(Excerpts from a figure dataset)
☆ ☆ ☆ ☆ ☆
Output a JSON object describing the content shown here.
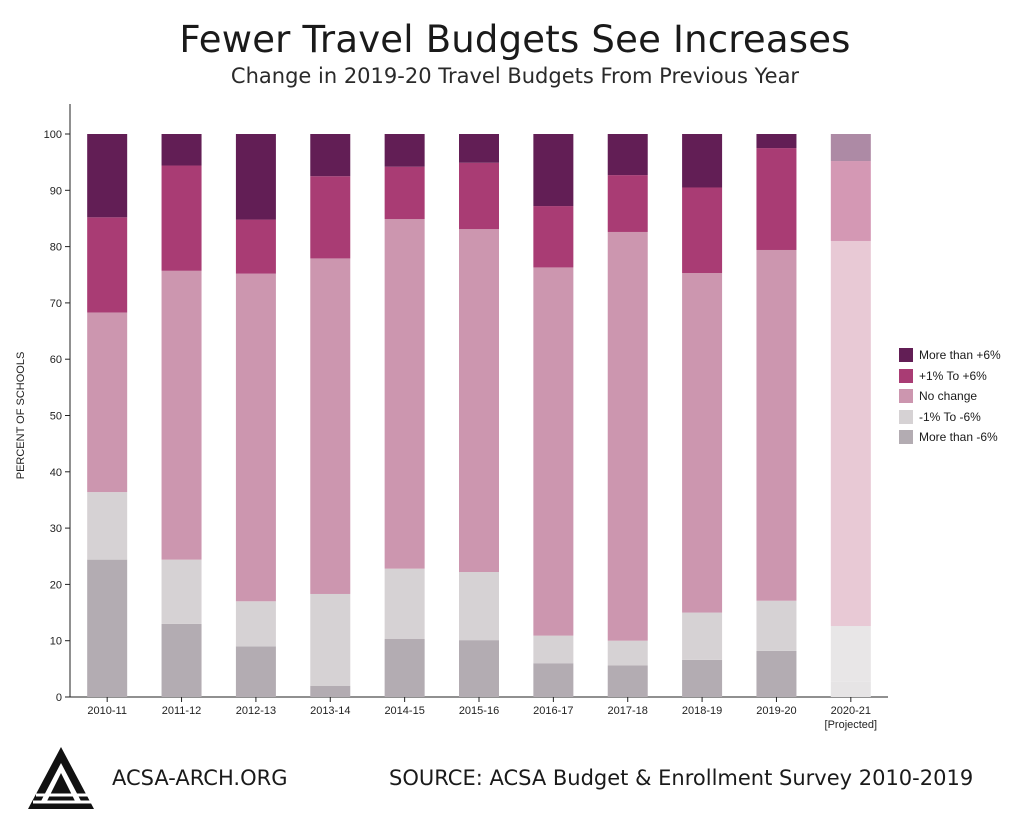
{
  "title": "Fewer Travel Budgets See Increases",
  "subtitle": "Change in 2019-20 Travel Budgets From Previous Year",
  "footer": {
    "site": "ACSA-ARCH.ORG",
    "source": "SOURCE: ACSA Budget & Enrollment Survey 2010-2019"
  },
  "chart_data": {
    "type": "bar",
    "stacked": true,
    "ylabel": "PERCENT OF SCHOOLS",
    "xlabel": "",
    "ylim": [
      0,
      100
    ],
    "yticks": [
      0,
      10,
      20,
      30,
      40,
      50,
      60,
      70,
      80,
      90,
      100
    ],
    "grid": false,
    "legend_position": "right",
    "categories": [
      "2010-11",
      "2011-12",
      "2012-13",
      "2013-14",
      "2014-15",
      "2015-16",
      "2016-17",
      "2017-18",
      "2018-19",
      "2019-20",
      "2020-21"
    ],
    "category_notes": [
      "",
      "",
      "",
      "",
      "",
      "",
      "",
      "",
      "",
      "",
      "[Projected]"
    ],
    "series": [
      {
        "name": "More than -6%",
        "color": "#b3acb2",
        "values": [
          24.4,
          13.0,
          9.0,
          2.0,
          10.3,
          10.1,
          6.0,
          5.6,
          6.6,
          8.2,
          2.8
        ]
      },
      {
        "name": "-1% To -6%",
        "color": "#d6d2d4",
        "values": [
          12.0,
          11.4,
          8.0,
          16.3,
          12.5,
          12.1,
          4.9,
          4.4,
          8.4,
          8.9,
          9.8
        ]
      },
      {
        "name": "No change",
        "color": "#cc96af",
        "values": [
          31.9,
          51.3,
          58.2,
          59.6,
          62.1,
          60.9,
          65.4,
          72.6,
          60.3,
          62.3,
          68.4
        ]
      },
      {
        "name": "+1% To +6%",
        "color": "#a93c74",
        "values": [
          16.9,
          18.7,
          9.6,
          14.6,
          9.3,
          11.8,
          10.9,
          10.1,
          15.2,
          18.1,
          14.2
        ]
      },
      {
        "name": "More than +6%",
        "color": "#621e55",
        "values": [
          14.8,
          5.6,
          15.2,
          7.5,
          5.8,
          5.1,
          12.8,
          7.3,
          9.5,
          2.5,
          4.8
        ]
      }
    ],
    "projected_colors": [
      "#e6e4e5",
      "#e8e6e7",
      "#e8c9d5",
      "#d498b4",
      "#ad8aa5"
    ],
    "legend": [
      "More than +6%",
      "+1% To +6%",
      "No change",
      "-1% To -6%",
      "More than -6%"
    ]
  }
}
☆ ☆ ☆ ☆ ☆
- [EXERCISE TASK] Every line of the material is to be quoted exactly, with no pictures carried over.

- [ANSWER TO THIS EXERCISE]
Output a JSON object describing the content shown here.
{
  "title": "Fewer Travel Budgets See Increases",
  "subtitle": "Change in 2019-20 Travel Budgets From Previous Year",
  "footer": {
    "site": "ACSA-ARCH.ORG",
    "source": "SOURCE: ACSA Budget & Enrollment Survey 2010-2019"
  },
  "chart_data": {
    "type": "bar",
    "stacked": true,
    "ylabel": "PERCENT OF SCHOOLS",
    "xlabel": "",
    "ylim": [
      0,
      100
    ],
    "yticks": [
      0,
      10,
      20,
      30,
      40,
      50,
      60,
      70,
      80,
      90,
      100
    ],
    "grid": false,
    "legend_position": "right",
    "categories": [
      "2010-11",
      "2011-12",
      "2012-13",
      "2013-14",
      "2014-15",
      "2015-16",
      "2016-17",
      "2017-18",
      "2018-19",
      "2019-20",
      "2020-21"
    ],
    "category_notes": [
      "",
      "",
      "",
      "",
      "",
      "",
      "",
      "",
      "",
      "",
      "[Projected]"
    ],
    "series": [
      {
        "name": "More than -6%",
        "color": "#b3acb2",
        "values": [
          24.4,
          13.0,
          9.0,
          2.0,
          10.3,
          10.1,
          6.0,
          5.6,
          6.6,
          8.2,
          2.8
        ]
      },
      {
        "name": "-1% To -6%",
        "color": "#d6d2d4",
        "values": [
          12.0,
          11.4,
          8.0,
          16.3,
          12.5,
          12.1,
          4.9,
          4.4,
          8.4,
          8.9,
          9.8
        ]
      },
      {
        "name": "No change",
        "color": "#cc96af",
        "values": [
          31.9,
          51.3,
          58.2,
          59.6,
          62.1,
          60.9,
          65.4,
          72.6,
          60.3,
          62.3,
          68.4
        ]
      },
      {
        "name": "+1% To +6%",
        "color": "#a93c74",
        "values": [
          16.9,
          18.7,
          9.6,
          14.6,
          9.3,
          11.8,
          10.9,
          10.1,
          15.2,
          18.1,
          14.2
        ]
      },
      {
        "name": "More than +6%",
        "color": "#621e55",
        "values": [
          14.8,
          5.6,
          15.2,
          7.5,
          5.8,
          5.1,
          12.8,
          7.3,
          9.5,
          2.5,
          4.8
        ]
      }
    ],
    "projected_colors": [
      "#e6e4e5",
      "#e8e6e7",
      "#e8c9d5",
      "#d498b4",
      "#ad8aa5"
    ],
    "legend": [
      "More than +6%",
      "+1% To +6%",
      "No change",
      "-1% To -6%",
      "More than -6%"
    ]
  }
}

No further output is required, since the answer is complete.